WHAT IS NEEDED: Reproduce every line of the listing as written, apart from the pictures.

Records that describe figures:
'''

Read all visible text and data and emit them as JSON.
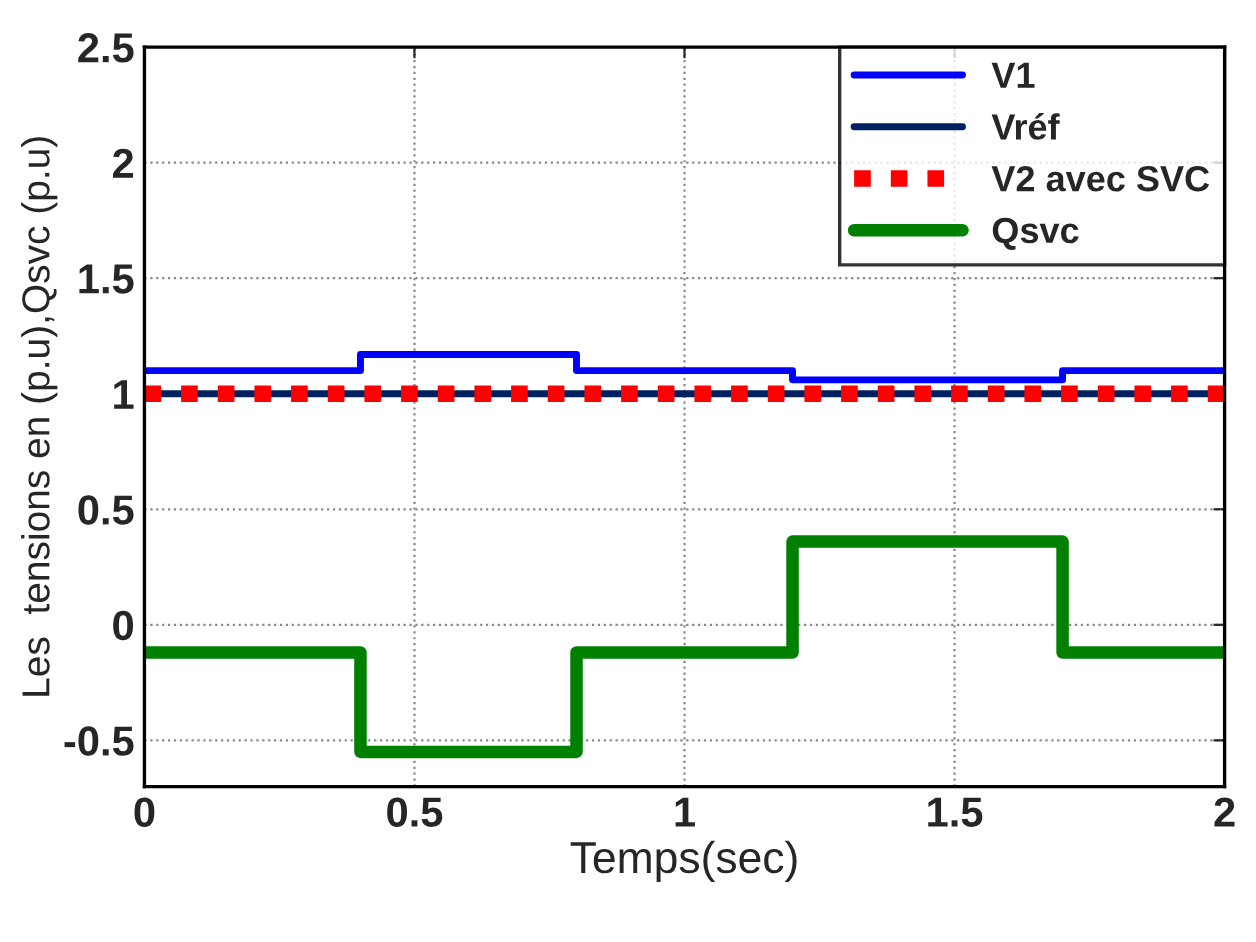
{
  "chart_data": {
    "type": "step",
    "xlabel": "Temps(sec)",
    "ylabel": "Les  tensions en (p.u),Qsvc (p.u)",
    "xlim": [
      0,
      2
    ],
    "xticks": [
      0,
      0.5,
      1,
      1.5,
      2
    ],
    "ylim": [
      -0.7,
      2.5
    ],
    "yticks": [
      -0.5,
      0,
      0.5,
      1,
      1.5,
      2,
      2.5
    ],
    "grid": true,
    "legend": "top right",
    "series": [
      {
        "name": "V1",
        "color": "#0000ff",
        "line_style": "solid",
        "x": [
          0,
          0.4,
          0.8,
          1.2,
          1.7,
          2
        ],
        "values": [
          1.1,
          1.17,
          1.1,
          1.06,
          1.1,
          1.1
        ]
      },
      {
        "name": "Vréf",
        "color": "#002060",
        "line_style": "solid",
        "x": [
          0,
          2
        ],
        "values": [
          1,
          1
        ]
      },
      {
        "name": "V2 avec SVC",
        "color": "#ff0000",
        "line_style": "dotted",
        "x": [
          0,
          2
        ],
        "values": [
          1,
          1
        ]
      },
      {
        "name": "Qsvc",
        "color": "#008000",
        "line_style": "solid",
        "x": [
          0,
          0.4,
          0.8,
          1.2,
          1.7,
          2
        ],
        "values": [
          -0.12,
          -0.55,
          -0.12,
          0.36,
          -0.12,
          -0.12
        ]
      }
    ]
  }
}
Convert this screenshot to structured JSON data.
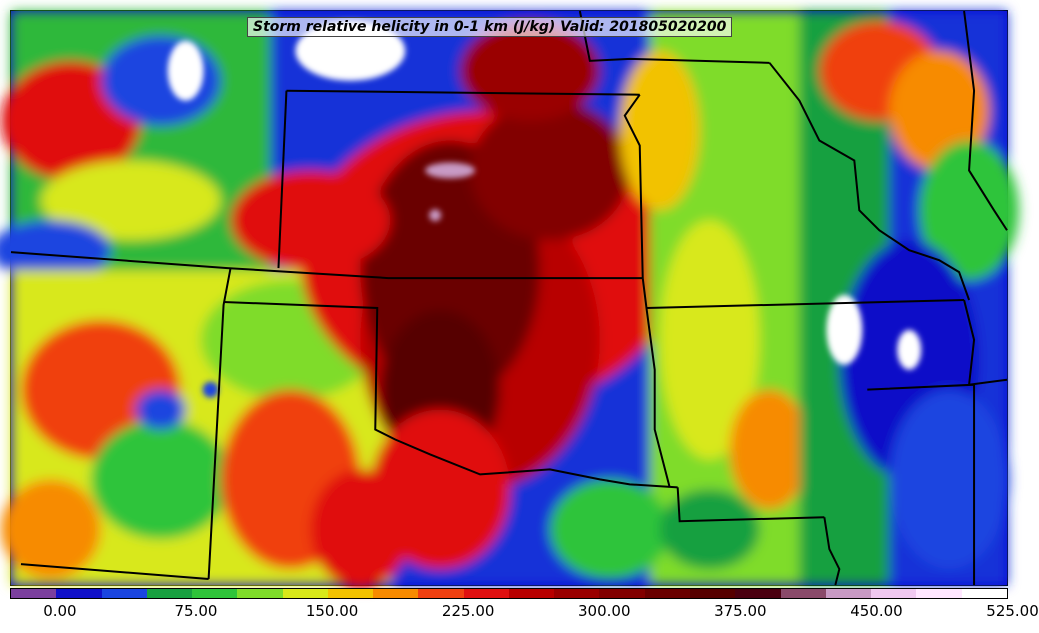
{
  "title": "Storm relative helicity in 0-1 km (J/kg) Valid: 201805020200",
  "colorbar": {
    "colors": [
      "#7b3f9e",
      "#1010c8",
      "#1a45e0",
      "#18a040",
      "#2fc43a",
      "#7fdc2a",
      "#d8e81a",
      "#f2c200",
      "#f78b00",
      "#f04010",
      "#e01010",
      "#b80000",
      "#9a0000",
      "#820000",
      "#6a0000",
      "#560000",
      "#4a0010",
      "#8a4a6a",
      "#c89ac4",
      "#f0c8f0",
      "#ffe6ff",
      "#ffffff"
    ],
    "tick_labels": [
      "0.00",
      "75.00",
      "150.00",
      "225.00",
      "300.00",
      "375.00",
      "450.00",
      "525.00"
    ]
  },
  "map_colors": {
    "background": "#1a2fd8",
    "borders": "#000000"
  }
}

'''

RESULT OF THIS EXERCISE:
Read all visible text and data and emit them as JSON.
{
  "chart_data": {
    "type": "step",
    "xlabel": "Temps(sec)",
    "ylabel": "Les  tensions en (p.u),Qsvc (p.u)",
    "xlim": [
      0,
      2
    ],
    "xticks": [
      0,
      0.5,
      1,
      1.5,
      2
    ],
    "ylim": [
      -0.7,
      2.5
    ],
    "yticks": [
      -0.5,
      0,
      0.5,
      1,
      1.5,
      2,
      2.5
    ],
    "grid": true,
    "legend": "top right",
    "series": [
      {
        "name": "V1",
        "color": "#0000ff",
        "line_style": "solid",
        "x": [
          0,
          0.4,
          0.8,
          1.2,
          1.7,
          2
        ],
        "values": [
          1.1,
          1.17,
          1.1,
          1.06,
          1.1,
          1.1
        ]
      },
      {
        "name": "Vréf",
        "color": "#002060",
        "line_style": "solid",
        "x": [
          0,
          2
        ],
        "values": [
          1,
          1
        ]
      },
      {
        "name": "V2 avec SVC",
        "color": "#ff0000",
        "line_style": "dotted",
        "x": [
          0,
          2
        ],
        "values": [
          1,
          1
        ]
      },
      {
        "name": "Qsvc",
        "color": "#008000",
        "line_style": "solid",
        "x": [
          0,
          0.4,
          0.8,
          1.2,
          1.7,
          2
        ],
        "values": [
          -0.12,
          -0.55,
          -0.12,
          0.36,
          -0.12,
          -0.12
        ]
      }
    ]
  }
}
Convert this screenshot to structured JSON data.
{
  "title": "Storm relative helicity in 0-1 km (J/kg) Valid: 201805020200",
  "colorbar": {
    "colors": [
      "#7b3f9e",
      "#1010c8",
      "#1a45e0",
      "#18a040",
      "#2fc43a",
      "#7fdc2a",
      "#d8e81a",
      "#f2c200",
      "#f78b00",
      "#f04010",
      "#e01010",
      "#b80000",
      "#9a0000",
      "#820000",
      "#6a0000",
      "#560000",
      "#4a0010",
      "#8a4a6a",
      "#c89ac4",
      "#f0c8f0",
      "#ffe6ff",
      "#ffffff"
    ],
    "tick_labels": [
      "0.00",
      "75.00",
      "150.00",
      "225.00",
      "300.00",
      "375.00",
      "450.00",
      "525.00"
    ]
  },
  "map_colors": {
    "background": "#1a2fd8",
    "borders": "#000000"
  }
}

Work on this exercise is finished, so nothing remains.